— Stated goal —
Please print every line from the one containing "Type out the text in this image." through the last line of the records below, exactly as written and nothing more.

* * * *

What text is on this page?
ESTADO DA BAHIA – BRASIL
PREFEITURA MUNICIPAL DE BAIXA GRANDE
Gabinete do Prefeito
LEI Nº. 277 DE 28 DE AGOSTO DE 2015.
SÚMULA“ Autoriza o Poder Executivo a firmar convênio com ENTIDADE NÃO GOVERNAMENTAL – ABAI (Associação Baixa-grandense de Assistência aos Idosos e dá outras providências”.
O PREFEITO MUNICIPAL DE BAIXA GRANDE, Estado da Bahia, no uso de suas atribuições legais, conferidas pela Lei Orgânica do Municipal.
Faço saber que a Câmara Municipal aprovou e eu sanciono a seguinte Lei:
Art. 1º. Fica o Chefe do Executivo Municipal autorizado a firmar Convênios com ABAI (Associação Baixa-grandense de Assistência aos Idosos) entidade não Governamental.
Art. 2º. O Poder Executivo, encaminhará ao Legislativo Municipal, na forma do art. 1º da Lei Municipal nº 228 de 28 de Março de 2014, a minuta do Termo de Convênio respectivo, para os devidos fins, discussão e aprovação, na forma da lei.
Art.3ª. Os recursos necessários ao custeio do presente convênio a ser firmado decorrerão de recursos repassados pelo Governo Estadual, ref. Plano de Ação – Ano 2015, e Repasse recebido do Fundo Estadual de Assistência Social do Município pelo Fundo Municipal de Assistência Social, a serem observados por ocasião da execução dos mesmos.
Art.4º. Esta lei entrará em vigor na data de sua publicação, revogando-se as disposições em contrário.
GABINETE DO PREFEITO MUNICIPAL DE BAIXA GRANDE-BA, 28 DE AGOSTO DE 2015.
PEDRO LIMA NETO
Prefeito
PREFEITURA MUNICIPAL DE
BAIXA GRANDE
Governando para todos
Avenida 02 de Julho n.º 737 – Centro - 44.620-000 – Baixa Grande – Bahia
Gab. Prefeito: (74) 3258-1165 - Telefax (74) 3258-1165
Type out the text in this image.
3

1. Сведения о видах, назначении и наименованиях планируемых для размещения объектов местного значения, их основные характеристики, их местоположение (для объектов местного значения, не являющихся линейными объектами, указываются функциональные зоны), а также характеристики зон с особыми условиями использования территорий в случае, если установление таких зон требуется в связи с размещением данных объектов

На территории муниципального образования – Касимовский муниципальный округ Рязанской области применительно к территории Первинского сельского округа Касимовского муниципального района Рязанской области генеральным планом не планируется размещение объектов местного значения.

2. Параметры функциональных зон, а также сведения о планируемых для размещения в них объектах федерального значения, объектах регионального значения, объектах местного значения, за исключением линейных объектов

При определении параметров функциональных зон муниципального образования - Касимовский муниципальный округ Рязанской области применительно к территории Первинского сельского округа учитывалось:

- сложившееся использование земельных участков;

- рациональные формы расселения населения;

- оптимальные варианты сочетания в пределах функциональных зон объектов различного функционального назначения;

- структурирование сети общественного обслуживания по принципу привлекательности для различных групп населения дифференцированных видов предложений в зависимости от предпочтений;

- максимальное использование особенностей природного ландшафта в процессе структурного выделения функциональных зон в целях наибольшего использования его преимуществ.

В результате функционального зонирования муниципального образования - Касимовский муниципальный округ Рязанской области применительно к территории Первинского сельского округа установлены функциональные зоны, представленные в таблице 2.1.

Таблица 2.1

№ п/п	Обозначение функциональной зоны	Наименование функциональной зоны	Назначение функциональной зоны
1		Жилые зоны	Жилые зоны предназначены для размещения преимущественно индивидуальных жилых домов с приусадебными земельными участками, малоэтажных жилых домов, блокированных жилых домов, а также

* * * *

— Written response —
Type out the text in this image.
3

1. Сведения о видах, назначении и наименованиях планируемых для размещения объектов местного значения, их основные характеристики, их местоположение (для объектов местного значения, не являющихся линейными объектами, указываются функциональные зоны), а также характеристики зон с особыми условиями использования территорий в случае, если установление таких зон требуется в связи с размещением данных объектов

На территории муниципального образования – Касимовский муниципальный округ Рязанской области применительно к территории Первинского сельского округа Касимовского муниципального района Рязанской области генеральным планом не планируется размещение объектов местного значения.

2. Параметры функциональных зон, а также сведения о планируемых для размещения в них объектах федерального значения, объектах регионального значения, объектах местного значения, за исключением линейных объектов

При определении параметров функциональных зон муниципального образования - Касимовский муниципальный округ Рязанской области применительно к территории Первинского сельского округа учитывалось:

- сложившееся использование земельных участков;

- рациональные формы расселения населения;

- оптимальные варианты сочетания в пределах функциональных зон объектов различного функционального назначения;

- структурирование сети общественного обслуживания по принципу привлекательности для различных групп населения дифференцированных видов предложений в зависимости от предпочтений;

- максимальное использование особенностей природного ландшафта в процессе структурного выделения функциональных зон в целях наибольшего использования его преимуществ.

В результате функционального зонирования муниципального образования - Касимовский муниципальный округ Рязанской области применительно к территории Первинского сельского округа установлены функциональные зоны, представленные в таблице 2.1.

Таблица 2.1

№ п/п	Обозначение функциональной зоны	Наименование функциональной зоны	Назначение функциональной зоны
1		Жилые зоны	Жилые зоны предназначены для размещения преимущественно индивидуальных жилых домов с приусадебными земельными участками, малоэтажных жилых домов, блокированных жилых домов, а также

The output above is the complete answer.